▶ _INSTRUCTIONS FOR THE TASK_: Read the lines that follow and pick out every one containing the word "Wind".

++++++++++

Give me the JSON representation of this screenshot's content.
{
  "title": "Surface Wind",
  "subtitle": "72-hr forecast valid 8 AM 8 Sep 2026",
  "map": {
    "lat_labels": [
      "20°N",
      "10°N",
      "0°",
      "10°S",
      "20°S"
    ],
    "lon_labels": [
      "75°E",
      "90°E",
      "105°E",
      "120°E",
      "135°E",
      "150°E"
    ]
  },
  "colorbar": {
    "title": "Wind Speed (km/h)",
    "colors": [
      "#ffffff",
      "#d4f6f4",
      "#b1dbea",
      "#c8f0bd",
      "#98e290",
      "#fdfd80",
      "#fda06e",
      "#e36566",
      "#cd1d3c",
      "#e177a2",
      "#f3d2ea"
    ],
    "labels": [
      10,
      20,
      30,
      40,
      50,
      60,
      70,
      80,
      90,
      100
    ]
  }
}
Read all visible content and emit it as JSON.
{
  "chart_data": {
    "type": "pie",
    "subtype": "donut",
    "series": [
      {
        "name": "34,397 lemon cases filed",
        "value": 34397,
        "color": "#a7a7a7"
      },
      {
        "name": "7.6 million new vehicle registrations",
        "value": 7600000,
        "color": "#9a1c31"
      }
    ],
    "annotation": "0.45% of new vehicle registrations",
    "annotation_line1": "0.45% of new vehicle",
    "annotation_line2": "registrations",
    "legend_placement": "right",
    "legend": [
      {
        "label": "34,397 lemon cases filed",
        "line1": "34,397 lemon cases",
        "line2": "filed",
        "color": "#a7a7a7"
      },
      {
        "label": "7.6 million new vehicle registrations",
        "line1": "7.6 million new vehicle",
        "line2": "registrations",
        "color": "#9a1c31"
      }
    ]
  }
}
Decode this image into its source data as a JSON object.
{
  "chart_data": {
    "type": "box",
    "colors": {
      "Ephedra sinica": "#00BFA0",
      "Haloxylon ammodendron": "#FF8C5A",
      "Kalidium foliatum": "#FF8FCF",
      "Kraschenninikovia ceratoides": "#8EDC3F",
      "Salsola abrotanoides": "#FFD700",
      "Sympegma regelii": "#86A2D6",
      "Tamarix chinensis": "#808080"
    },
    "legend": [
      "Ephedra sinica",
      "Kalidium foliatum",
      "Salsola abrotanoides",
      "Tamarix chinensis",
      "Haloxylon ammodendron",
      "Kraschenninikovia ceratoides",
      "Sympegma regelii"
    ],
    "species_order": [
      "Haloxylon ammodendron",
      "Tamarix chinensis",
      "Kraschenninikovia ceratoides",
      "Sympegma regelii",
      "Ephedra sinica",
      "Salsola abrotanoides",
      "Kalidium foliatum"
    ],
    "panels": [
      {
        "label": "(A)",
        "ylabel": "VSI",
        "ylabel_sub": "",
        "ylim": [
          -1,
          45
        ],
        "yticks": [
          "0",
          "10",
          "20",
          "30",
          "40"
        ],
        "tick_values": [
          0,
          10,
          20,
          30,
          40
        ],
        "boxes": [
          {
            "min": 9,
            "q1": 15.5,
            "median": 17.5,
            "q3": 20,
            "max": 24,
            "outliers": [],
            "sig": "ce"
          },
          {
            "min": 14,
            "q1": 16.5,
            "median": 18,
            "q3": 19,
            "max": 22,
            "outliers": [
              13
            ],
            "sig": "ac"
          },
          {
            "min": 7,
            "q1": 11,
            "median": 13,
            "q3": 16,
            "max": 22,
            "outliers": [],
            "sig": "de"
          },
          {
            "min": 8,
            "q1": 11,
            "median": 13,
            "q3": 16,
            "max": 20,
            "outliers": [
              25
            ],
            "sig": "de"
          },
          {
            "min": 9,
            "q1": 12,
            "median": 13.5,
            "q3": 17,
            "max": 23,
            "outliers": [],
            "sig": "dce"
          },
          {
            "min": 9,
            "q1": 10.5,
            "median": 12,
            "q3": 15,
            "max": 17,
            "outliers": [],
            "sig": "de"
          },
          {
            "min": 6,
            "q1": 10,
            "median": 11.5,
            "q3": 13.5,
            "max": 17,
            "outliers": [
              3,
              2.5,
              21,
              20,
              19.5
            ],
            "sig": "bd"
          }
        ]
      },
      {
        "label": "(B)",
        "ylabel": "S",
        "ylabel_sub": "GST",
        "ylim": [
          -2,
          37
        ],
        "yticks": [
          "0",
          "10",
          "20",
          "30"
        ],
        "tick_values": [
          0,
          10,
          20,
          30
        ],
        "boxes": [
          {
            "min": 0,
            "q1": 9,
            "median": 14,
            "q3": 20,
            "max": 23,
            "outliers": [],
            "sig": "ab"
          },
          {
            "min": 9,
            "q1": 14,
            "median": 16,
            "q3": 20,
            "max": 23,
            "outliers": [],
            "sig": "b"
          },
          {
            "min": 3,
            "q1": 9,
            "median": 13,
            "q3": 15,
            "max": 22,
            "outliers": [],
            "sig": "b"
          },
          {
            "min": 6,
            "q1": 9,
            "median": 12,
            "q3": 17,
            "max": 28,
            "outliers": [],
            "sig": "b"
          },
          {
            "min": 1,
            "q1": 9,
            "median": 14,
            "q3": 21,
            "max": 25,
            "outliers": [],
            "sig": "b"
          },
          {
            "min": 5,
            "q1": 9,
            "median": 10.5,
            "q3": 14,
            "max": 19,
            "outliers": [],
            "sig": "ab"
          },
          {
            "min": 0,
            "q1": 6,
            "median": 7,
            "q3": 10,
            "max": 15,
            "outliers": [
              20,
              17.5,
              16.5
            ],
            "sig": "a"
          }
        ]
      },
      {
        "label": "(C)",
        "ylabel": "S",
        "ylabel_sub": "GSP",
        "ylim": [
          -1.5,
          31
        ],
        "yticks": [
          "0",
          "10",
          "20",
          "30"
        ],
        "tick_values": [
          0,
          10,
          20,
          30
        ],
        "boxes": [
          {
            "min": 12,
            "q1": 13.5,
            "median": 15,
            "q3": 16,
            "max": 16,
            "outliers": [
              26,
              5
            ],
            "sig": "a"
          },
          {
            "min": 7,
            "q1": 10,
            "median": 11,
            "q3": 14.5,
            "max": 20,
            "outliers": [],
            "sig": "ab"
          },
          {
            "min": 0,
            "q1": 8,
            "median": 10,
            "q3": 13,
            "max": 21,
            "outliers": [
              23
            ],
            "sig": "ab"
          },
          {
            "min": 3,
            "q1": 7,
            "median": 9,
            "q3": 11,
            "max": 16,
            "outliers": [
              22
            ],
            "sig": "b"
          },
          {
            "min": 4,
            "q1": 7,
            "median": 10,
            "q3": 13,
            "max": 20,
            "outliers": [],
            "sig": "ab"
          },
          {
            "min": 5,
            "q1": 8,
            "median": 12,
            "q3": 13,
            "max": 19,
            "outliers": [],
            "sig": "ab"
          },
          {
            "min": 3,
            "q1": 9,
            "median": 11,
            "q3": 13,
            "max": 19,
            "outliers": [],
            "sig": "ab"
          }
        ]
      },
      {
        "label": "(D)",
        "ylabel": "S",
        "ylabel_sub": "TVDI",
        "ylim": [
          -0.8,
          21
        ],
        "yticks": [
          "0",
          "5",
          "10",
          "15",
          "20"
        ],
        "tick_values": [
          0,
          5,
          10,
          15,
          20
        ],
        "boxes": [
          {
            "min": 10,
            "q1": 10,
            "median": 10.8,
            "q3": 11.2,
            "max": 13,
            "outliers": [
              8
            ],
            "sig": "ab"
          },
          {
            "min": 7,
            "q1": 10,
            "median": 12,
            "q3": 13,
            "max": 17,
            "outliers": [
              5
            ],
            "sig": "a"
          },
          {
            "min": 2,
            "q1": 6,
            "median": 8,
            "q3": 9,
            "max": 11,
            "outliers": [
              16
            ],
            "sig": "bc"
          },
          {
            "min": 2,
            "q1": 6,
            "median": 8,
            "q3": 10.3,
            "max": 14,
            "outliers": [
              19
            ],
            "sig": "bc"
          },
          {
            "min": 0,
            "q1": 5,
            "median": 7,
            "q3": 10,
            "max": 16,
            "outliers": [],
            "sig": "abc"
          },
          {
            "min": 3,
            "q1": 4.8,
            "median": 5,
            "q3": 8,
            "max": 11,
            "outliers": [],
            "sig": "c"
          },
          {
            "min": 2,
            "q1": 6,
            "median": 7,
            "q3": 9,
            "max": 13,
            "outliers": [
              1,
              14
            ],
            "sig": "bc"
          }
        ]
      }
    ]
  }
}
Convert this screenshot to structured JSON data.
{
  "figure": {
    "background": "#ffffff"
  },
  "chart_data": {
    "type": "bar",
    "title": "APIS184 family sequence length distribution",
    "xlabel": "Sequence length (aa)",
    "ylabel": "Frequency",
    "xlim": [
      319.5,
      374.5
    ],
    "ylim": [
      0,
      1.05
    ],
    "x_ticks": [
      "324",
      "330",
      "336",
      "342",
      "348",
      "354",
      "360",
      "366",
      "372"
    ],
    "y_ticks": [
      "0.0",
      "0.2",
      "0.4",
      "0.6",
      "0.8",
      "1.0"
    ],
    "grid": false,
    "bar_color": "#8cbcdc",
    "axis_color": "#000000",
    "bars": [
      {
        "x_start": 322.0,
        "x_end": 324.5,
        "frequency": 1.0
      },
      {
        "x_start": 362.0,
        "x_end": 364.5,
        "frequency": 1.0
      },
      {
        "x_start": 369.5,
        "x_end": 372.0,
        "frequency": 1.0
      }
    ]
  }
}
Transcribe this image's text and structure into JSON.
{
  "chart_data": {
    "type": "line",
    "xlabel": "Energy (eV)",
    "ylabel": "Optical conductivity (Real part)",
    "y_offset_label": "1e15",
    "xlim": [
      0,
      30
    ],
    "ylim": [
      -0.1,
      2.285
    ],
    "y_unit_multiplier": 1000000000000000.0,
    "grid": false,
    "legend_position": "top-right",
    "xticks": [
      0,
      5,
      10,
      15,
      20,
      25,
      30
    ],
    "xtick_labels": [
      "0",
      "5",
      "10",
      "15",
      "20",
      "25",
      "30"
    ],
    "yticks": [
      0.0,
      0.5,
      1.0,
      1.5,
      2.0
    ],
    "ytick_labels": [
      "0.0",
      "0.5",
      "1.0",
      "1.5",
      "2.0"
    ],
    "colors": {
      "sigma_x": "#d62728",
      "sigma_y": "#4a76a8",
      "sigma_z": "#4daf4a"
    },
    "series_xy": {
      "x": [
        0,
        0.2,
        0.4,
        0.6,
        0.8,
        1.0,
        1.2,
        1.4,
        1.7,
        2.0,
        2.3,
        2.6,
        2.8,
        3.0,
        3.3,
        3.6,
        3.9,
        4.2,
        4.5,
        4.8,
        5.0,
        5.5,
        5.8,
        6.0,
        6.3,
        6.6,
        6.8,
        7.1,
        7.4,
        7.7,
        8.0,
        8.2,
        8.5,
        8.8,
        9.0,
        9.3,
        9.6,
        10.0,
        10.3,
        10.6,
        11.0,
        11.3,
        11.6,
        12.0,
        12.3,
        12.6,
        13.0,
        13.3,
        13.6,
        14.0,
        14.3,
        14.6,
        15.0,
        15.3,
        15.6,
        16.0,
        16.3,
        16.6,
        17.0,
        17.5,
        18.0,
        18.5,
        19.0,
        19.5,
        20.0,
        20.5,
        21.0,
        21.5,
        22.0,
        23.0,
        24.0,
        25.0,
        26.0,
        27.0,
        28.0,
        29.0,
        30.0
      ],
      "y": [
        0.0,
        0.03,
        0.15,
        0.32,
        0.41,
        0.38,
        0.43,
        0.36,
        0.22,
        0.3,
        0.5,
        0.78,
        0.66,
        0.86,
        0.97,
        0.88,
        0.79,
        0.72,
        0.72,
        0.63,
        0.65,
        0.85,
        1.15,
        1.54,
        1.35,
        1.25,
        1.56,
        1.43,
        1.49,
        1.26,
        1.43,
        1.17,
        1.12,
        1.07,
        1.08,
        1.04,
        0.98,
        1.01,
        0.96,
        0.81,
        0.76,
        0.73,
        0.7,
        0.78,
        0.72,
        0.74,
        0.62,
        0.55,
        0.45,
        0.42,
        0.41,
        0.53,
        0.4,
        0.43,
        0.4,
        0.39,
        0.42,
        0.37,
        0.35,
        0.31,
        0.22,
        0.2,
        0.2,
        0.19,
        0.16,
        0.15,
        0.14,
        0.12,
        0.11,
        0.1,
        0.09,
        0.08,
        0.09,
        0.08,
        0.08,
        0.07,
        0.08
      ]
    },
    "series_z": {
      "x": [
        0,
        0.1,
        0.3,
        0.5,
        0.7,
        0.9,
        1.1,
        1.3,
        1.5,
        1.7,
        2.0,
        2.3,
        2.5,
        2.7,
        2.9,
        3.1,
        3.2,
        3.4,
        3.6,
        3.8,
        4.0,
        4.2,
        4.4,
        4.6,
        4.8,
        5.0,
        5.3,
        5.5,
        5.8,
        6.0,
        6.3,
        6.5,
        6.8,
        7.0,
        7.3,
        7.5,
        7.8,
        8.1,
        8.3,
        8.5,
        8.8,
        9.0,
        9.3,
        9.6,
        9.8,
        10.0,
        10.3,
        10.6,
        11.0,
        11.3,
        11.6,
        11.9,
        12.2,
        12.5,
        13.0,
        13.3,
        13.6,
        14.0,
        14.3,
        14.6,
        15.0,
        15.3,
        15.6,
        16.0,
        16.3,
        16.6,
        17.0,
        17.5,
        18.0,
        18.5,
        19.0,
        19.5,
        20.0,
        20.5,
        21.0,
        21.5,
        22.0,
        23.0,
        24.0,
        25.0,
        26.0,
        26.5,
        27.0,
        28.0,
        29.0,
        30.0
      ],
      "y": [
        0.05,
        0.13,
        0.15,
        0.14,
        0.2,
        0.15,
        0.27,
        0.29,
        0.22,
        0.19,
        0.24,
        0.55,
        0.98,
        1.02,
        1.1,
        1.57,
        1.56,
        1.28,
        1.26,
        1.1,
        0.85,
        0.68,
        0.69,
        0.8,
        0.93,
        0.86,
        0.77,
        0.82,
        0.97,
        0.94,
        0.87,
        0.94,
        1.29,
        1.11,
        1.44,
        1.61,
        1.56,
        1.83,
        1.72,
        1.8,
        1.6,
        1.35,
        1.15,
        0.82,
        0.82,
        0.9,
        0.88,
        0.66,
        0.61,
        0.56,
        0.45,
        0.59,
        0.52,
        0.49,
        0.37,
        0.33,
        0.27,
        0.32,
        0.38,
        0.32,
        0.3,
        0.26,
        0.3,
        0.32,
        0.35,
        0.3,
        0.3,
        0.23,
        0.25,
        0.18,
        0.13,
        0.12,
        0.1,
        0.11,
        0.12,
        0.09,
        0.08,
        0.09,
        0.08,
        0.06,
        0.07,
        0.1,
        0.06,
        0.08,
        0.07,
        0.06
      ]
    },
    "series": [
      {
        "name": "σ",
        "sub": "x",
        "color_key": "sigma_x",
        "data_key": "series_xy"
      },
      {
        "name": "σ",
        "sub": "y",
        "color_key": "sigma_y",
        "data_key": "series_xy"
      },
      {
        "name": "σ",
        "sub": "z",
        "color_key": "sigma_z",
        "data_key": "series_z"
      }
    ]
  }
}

++++++++++

▶ _EXERCISE ANSWER_:
  "title": "Surface Wind",
    "title": "Wind Speed (km/h)",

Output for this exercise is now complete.